**PROMPT:**
Return all lines that include the string "письменной".

* Begin INFORMATION PROVIDED *

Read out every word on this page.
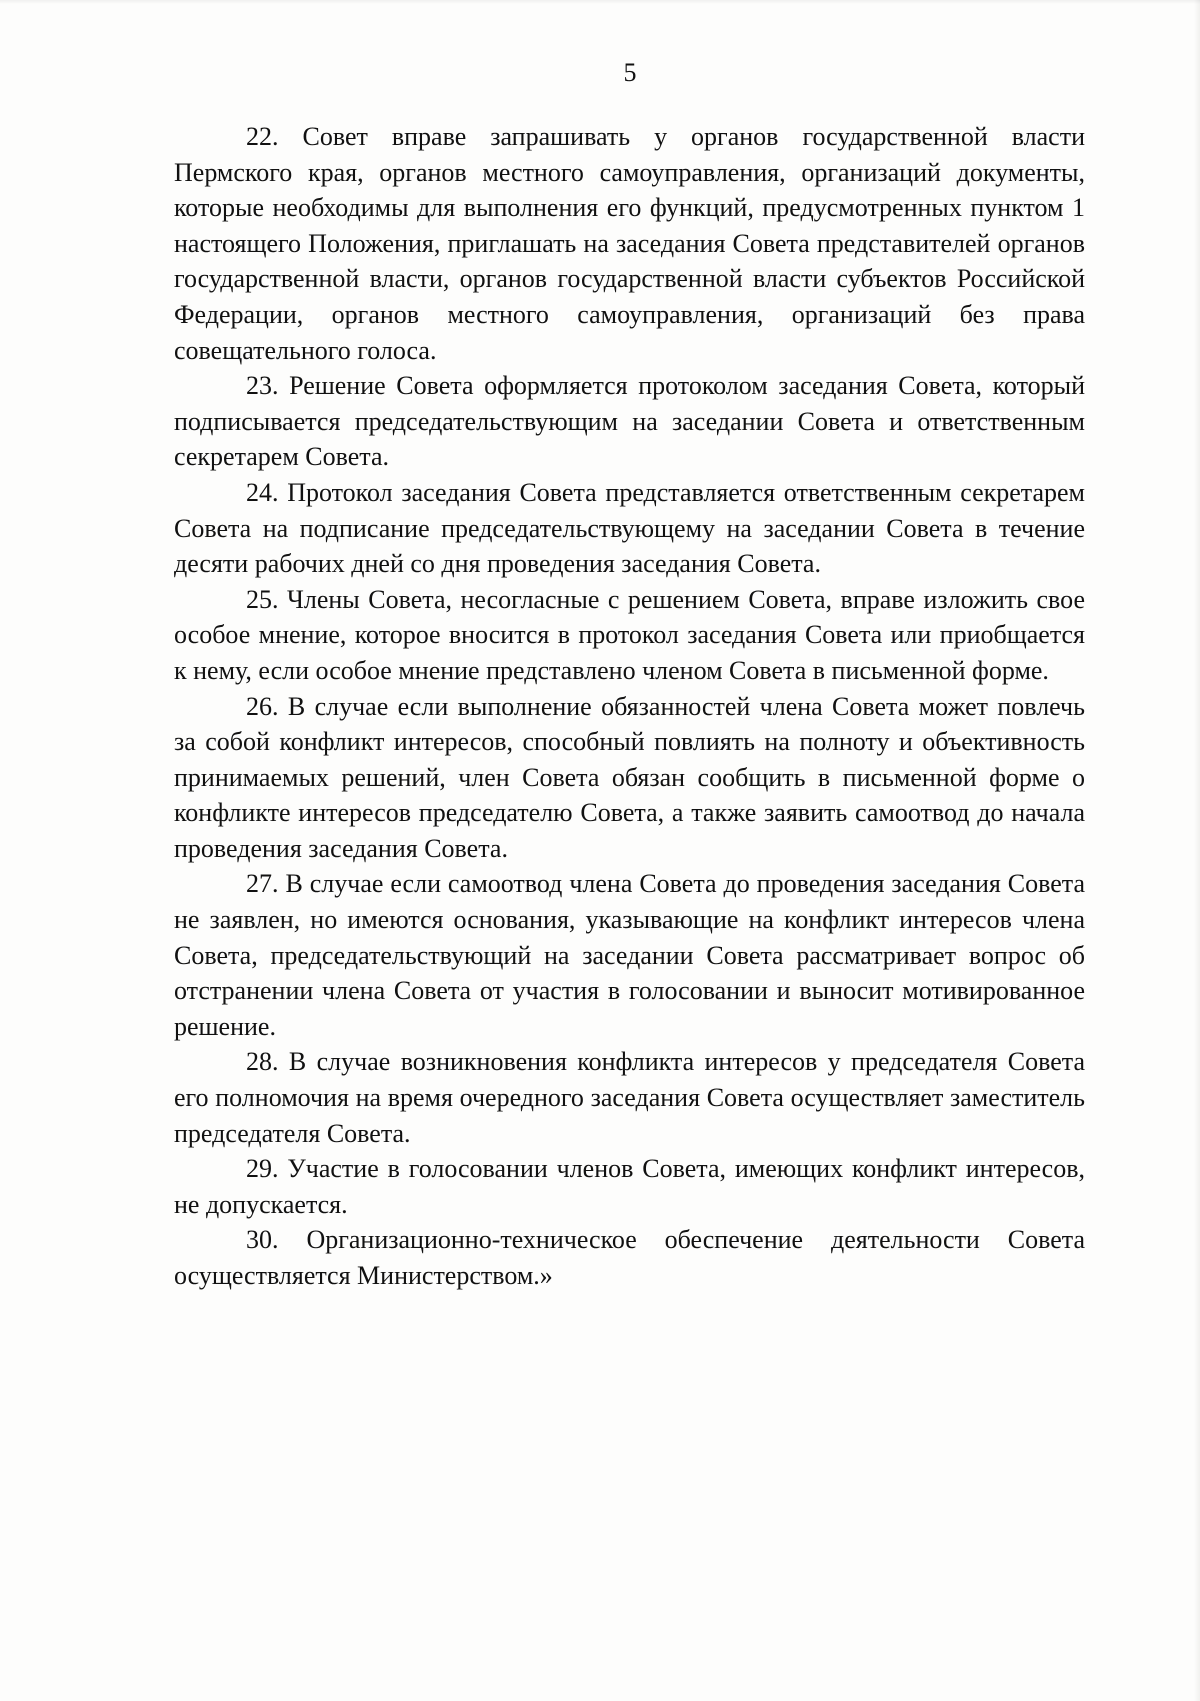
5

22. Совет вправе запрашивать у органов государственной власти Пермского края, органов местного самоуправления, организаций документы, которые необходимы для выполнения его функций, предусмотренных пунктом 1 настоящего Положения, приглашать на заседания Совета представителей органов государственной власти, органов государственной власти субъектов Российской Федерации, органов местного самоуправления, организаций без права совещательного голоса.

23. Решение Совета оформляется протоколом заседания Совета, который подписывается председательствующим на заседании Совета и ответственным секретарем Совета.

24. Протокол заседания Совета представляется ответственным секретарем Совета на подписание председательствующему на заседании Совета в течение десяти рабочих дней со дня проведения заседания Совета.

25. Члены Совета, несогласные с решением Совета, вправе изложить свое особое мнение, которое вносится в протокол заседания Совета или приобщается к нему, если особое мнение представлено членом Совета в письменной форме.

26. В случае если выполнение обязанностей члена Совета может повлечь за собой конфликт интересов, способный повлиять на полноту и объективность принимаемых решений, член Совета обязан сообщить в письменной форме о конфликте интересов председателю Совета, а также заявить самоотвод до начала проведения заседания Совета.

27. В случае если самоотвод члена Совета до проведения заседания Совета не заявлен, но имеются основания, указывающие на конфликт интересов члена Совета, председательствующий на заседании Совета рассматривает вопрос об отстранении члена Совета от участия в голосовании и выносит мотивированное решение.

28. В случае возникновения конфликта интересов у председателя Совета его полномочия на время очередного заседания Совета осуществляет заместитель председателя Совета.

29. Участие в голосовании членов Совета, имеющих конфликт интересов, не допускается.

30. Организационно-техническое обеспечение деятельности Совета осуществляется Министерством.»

* End INFORMATION PROVIDED *

**EXERCISE ANSWER:**
25. Члены Совета, несогласные с решением Совета, вправе изложить свое особое мнение, которое вносится в протокол заседания Совета или приобщается к нему, если особое мнение представлено членом Совета в письменной форме.
26. В случае если выполнение обязанностей члена Совета может повлечь за собой конфликт интересов, способный повлиять на полноту и объективность принимаемых решений, член Совета обязан сообщить в письменной форме о конфликте интересов председателю Совета, а также заявить самоотвод до начала проведения заседания Совета.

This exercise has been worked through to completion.